**WHAT TO WORK ON**: Search the listing below for "Naval". Copy each matching line.

_ _ _

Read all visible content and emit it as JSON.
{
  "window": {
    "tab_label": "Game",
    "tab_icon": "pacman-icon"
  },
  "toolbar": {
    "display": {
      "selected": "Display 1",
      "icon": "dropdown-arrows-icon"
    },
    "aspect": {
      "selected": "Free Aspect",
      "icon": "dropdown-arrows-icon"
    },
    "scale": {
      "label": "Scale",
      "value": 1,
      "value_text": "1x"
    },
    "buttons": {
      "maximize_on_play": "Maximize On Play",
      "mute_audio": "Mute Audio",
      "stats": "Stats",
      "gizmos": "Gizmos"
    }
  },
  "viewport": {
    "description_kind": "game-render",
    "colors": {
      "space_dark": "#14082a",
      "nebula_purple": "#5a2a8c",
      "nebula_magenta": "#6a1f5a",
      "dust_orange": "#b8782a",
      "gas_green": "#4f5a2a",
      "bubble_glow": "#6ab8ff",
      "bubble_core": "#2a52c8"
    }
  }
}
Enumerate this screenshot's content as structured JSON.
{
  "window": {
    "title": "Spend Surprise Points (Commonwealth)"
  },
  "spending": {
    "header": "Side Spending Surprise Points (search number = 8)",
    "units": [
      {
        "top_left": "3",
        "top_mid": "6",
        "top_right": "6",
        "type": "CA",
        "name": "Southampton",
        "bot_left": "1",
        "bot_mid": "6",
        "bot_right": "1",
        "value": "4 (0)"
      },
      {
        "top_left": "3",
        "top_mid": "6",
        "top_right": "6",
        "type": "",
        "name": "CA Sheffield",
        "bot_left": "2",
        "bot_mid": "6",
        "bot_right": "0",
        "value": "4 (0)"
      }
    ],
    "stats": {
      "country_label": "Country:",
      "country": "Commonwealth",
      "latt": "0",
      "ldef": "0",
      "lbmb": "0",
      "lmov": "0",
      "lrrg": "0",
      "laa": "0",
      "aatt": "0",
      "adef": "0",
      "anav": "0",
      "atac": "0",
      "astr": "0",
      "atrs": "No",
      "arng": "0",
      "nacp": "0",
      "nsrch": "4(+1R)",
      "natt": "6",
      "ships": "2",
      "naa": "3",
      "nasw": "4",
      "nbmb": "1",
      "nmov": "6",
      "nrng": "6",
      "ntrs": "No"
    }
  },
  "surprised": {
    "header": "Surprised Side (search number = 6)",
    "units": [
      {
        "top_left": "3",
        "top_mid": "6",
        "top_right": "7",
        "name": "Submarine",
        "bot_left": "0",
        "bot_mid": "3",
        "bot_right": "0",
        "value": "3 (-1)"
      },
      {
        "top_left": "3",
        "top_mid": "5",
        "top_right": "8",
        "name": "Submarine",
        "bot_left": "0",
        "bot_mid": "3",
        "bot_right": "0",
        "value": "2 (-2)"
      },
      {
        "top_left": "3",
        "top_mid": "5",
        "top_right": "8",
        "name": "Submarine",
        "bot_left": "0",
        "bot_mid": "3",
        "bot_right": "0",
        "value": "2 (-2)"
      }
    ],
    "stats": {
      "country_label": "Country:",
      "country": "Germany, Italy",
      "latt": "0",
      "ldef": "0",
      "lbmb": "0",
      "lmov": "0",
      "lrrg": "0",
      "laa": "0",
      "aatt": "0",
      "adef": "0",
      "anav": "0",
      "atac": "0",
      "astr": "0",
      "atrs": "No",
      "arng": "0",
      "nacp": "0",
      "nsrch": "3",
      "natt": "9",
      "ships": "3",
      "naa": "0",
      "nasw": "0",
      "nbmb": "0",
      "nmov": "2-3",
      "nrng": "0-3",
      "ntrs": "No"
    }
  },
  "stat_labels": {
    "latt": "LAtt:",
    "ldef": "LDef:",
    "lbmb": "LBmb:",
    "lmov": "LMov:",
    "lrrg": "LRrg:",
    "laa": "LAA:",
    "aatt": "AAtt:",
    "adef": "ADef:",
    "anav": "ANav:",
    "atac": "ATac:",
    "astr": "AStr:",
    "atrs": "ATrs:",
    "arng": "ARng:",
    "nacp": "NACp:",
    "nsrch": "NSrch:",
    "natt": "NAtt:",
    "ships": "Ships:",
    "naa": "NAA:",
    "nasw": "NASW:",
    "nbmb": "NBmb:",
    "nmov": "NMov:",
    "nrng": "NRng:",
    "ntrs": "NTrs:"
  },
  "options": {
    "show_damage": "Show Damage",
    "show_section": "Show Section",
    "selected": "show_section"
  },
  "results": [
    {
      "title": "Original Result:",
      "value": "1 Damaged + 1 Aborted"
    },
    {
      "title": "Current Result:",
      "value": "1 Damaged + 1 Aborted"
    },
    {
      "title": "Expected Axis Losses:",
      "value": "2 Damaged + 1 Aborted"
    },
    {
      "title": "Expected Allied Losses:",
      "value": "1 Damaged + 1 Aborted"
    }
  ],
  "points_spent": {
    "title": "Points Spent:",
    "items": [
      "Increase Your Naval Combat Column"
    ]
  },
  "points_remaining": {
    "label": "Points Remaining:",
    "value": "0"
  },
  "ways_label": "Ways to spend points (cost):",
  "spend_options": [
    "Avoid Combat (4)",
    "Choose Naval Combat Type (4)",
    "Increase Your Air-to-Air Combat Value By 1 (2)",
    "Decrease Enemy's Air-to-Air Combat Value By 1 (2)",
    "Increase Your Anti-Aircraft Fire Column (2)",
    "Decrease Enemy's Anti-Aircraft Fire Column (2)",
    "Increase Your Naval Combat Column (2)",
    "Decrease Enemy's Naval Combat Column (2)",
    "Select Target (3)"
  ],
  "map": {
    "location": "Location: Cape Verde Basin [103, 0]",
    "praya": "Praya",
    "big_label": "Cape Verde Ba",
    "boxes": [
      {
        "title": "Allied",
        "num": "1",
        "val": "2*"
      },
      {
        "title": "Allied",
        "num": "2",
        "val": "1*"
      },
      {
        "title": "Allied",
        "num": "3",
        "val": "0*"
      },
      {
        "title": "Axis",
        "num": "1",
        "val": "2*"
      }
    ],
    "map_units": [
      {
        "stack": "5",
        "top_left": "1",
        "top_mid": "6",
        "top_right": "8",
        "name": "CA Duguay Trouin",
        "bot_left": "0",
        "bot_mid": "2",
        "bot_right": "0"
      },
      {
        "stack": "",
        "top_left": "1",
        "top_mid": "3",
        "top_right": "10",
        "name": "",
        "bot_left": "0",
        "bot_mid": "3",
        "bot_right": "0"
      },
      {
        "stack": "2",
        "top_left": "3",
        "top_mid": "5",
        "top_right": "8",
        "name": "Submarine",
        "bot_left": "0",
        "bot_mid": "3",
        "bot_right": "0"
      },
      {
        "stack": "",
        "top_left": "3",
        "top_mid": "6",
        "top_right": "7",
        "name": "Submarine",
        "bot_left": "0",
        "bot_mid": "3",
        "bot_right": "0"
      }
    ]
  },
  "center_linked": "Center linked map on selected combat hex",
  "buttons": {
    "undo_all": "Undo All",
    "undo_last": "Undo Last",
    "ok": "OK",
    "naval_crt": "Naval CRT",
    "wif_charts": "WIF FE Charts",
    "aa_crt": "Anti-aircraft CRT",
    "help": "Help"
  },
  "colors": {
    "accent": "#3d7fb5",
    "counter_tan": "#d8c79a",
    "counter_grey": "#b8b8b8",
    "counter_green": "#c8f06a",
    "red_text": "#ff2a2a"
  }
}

_ _ _

**RESULT OF THE EXERCISE**:
      "Increase Your Naval Combat Column"
    "Choose Naval Combat Type (4)",
    "Increase Your Naval Combat Column (2)",
    "Decrease Enemy's Naval Combat Column (2)",
    "naval_crt": "Naval CRT",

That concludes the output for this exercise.